[Saved data entries]
START

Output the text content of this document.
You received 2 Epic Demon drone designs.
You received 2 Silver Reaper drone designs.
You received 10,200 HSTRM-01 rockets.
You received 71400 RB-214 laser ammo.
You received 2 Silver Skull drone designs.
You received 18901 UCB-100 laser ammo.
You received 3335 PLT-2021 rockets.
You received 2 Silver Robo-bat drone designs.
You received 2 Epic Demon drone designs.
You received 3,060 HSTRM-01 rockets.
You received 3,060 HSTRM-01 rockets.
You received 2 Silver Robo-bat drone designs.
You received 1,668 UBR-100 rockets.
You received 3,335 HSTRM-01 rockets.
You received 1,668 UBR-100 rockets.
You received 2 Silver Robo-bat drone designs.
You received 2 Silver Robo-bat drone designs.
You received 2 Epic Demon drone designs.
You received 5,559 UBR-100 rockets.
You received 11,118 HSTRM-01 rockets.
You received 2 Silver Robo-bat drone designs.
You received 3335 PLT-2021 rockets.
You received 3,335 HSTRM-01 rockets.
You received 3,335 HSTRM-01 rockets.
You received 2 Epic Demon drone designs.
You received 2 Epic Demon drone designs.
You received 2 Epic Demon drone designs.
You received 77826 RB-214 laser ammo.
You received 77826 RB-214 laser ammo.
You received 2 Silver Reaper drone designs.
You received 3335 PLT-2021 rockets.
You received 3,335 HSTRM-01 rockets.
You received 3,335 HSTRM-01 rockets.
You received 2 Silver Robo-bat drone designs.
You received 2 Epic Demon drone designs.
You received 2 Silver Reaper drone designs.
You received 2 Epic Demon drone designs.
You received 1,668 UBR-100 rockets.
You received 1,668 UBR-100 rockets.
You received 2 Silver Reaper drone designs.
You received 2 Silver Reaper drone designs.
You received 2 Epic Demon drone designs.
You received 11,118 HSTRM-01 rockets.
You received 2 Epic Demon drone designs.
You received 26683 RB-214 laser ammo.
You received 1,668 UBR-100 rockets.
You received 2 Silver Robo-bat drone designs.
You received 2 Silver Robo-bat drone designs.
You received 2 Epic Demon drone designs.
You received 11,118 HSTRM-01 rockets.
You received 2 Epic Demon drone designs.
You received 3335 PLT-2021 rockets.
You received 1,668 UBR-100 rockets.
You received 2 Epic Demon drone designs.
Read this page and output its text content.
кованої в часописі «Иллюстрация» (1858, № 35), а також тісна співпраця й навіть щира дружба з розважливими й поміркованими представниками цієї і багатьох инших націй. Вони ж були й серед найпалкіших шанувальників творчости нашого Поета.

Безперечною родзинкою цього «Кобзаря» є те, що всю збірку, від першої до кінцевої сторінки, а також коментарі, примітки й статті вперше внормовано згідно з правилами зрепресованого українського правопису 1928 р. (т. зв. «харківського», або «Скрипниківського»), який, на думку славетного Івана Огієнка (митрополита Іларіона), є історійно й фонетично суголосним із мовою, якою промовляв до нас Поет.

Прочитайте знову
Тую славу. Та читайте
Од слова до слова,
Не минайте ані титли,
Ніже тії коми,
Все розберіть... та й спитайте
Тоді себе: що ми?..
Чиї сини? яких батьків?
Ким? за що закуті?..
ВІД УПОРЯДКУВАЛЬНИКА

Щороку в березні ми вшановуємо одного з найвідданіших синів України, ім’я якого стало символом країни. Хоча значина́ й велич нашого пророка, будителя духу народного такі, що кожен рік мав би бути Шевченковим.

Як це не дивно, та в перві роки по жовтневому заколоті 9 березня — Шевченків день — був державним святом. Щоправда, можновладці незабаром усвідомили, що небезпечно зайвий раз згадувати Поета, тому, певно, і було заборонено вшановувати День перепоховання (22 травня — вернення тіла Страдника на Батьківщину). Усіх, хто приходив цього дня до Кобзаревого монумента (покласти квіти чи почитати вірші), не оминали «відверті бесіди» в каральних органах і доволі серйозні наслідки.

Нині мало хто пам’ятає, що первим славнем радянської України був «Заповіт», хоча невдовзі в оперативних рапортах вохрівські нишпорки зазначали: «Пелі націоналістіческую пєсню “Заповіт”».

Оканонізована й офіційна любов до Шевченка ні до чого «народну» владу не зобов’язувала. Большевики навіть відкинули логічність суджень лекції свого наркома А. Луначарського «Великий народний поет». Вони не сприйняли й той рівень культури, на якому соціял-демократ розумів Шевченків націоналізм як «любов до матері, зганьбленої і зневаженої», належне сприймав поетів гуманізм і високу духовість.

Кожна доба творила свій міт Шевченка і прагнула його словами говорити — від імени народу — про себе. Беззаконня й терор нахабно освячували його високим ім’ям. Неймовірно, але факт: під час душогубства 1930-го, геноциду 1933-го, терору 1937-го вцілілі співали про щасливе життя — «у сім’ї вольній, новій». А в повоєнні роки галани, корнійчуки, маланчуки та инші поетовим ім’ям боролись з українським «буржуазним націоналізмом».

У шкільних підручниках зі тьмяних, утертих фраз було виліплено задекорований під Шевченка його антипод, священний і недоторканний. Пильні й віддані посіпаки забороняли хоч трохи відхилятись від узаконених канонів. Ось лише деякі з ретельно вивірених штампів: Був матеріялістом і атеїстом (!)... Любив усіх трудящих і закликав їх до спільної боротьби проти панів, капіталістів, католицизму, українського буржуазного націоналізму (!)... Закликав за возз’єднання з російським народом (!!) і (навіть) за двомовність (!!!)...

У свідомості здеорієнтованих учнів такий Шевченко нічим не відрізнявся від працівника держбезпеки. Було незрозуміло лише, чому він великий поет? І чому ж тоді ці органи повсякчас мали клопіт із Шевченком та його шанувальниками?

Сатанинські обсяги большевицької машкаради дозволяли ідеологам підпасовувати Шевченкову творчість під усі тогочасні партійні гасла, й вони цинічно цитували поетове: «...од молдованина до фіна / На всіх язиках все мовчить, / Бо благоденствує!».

END

• _GOAL OF THE EXERCISE_
Every line of the records above needs to be given again exactly.

• _ANSWER TO THE PROBLEM_
Output the text content of this document.
You received 2 Epic Demon drone designs.
You received 2 Silver Reaper drone designs.
You received 10,200 HSTRM-01 rockets.
You received 71400 RB-214 laser ammo.
You received 2 Silver Skull drone designs.
You received 18901 UCB-100 laser ammo.
You received 3335 PLT-2021 rockets.
You received 2 Silver Robo-bat drone designs.
You received 2 Epic Demon drone designs.
You received 3,060 HSTRM-01 rockets.
You received 3,060 HSTRM-01 rockets.
You received 2 Silver Robo-bat drone designs.
You received 1,668 UBR-100 rockets.
You received 3,335 HSTRM-01 rockets.
You received 1,668 UBR-100 rockets.
You received 2 Silver Robo-bat drone designs.
You received 2 Silver Robo-bat drone designs.
You received 2 Epic Demon drone designs.
You received 5,559 UBR-100 rockets.
You received 11,118 HSTRM-01 rockets.
You received 2 Silver Robo-bat drone designs.
You received 3335 PLT-2021 rockets.
You received 3,335 HSTRM-01 rockets.
You received 3,335 HSTRM-01 rockets.
You received 2 Epic Demon drone designs.
You received 2 Epic Demon drone designs.
You received 2 Epic Demon drone designs.
You received 77826 RB-214 laser ammo.
You received 77826 RB-214 laser ammo.
You received 2 Silver Reaper drone designs.
You received 3335 PLT-2021 rockets.
You received 3,335 HSTRM-01 rockets.
You received 3,335 HSTRM-01 rockets.
You received 2 Silver Robo-bat drone designs.
You received 2 Epic Demon drone designs.
You received 2 Silver Reaper drone designs.
You received 2 Epic Demon drone designs.
You received 1,668 UBR-100 rockets.
You received 1,668 UBR-100 rockets.
You received 2 Silver Reaper drone designs.
You received 2 Silver Reaper drone designs.
You received 2 Epic Demon drone designs.
You received 11,118 HSTRM-01 rockets.
You received 2 Epic Demon drone designs.
You received 26683 RB-214 laser ammo.
You received 1,668 UBR-100 rockets.
You received 2 Silver Robo-bat drone designs.
You received 2 Silver Robo-bat drone designs.
You received 2 Epic Demon drone designs.
You received 11,118 HSTRM-01 rockets.
You received 2 Epic Demon drone designs.
You received 3335 PLT-2021 rockets.
You received 1,668 UBR-100 rockets.
You received 2 Epic Demon drone designs.
Read this page and output its text content.
кованої в часописі «Иллюстрация» (1858, № 35), а також тісна співпраця й навіть щира дружба з розважливими й поміркованими представниками цієї і багатьох инших націй. Вони ж були й серед найпалкіших шанувальників творчости нашого Поета.

Безперечною родзинкою цього «Кобзаря» є те, що всю збірку, від першої до кінцевої сторінки, а також коментарі, примітки й статті вперше внормовано згідно з правилами зрепресованого українського правопису 1928 р. (т. зв. «харківського», або «Скрипниківського»), який, на думку славетного Івана Огієнка (митрополита Іларіона), є історійно й фонетично суголосним із мовою, якою промовляв до нас Поет.

Прочитайте знову
Тую славу. Та читайте
Од слова до слова,
Не минайте ані титли,
Ніже тії коми,
Все розберіть... та й спитайте
Тоді себе: що ми?..
Чиї сини? яких батьків?
Ким? за що закуті?..
ВІД УПОРЯДКУВАЛЬНИКА

Щороку в березні ми вшановуємо одного з найвідданіших синів України, ім’я якого стало символом країни. Хоча значина́ й велич нашого пророка, будителя духу народного такі, що кожен рік мав би бути Шевченковим.

Як це не дивно, та в перві роки по жовтневому заколоті 9 березня — Шевченків день — був державним святом. Щоправда, можновладці незабаром усвідомили, що небезпечно зайвий раз згадувати Поета, тому, певно, і було заборонено вшановувати День перепоховання (22 травня — вернення тіла Страдника на Батьківщину). Усіх, хто приходив цього дня до Кобзаревого монумента (покласти квіти чи почитати вірші), не оминали «відверті бесіди» в каральних органах і доволі серйозні наслідки.

Нині мало хто пам’ятає, що первим славнем радянської України був «Заповіт», хоча невдовзі в оперативних рапортах вохрівські нишпорки зазначали: «Пелі націоналістіческую пєсню “Заповіт”».

Оканонізована й офіційна любов до Шевченка ні до чого «народну» владу не зобов’язувала. Большевики навіть відкинули логічність суджень лекції свого наркома А. Луначарського «Великий народний поет». Вони не сприйняли й той рівень культури, на якому соціял-демократ розумів Шевченків націоналізм як «любов до матері, зганьбленої і зневаженої», належне сприймав поетів гуманізм і високу духовість.

Кожна доба творила свій міт Шевченка і прагнула його словами говорити — від імени народу — про себе. Беззаконня й терор нахабно освячували його високим ім’ям. Неймовірно, але факт: під час душогубства 1930-го, геноциду 1933-го, терору 1937-го вцілілі співали про щасливе життя — «у сім’ї вольній, новій». А в повоєнні роки галани, корнійчуки, маланчуки та инші поетовим ім’ям боролись з українським «буржуазним націоналізмом».

У шкільних підручниках зі тьмяних, утертих фраз було виліплено задекорований під Шевченка його антипод, священний і недоторканний. Пильні й віддані посіпаки забороняли хоч трохи відхилятись від узаконених канонів. Ось лише деякі з ретельно вивірених штампів: Був матеріялістом і атеїстом (!)... Любив усіх трудящих і закликав їх до спільної боротьби проти панів, капіталістів, католицизму, українського буржуазного націоналізму (!)... Закликав за возз’єднання з російським народом (!!) і (навіть) за двомовність (!!!)...

У свідомості здеорієнтованих учнів такий Шевченко нічим не відрізнявся від працівника держбезпеки. Було незрозуміло лише, чому він великий поет? І чому ж тоді ці органи повсякчас мали клопіт із Шевченком та його шанувальниками?

Сатанинські обсяги большевицької машкаради дозволяли ідеологам підпасовувати Шевченкову творчість під усі тогочасні партійні гасла, й вони цинічно цитували поетове: «...од молдованина до фіна / На всіх язиках все мовчить, / Бо благоденствує!».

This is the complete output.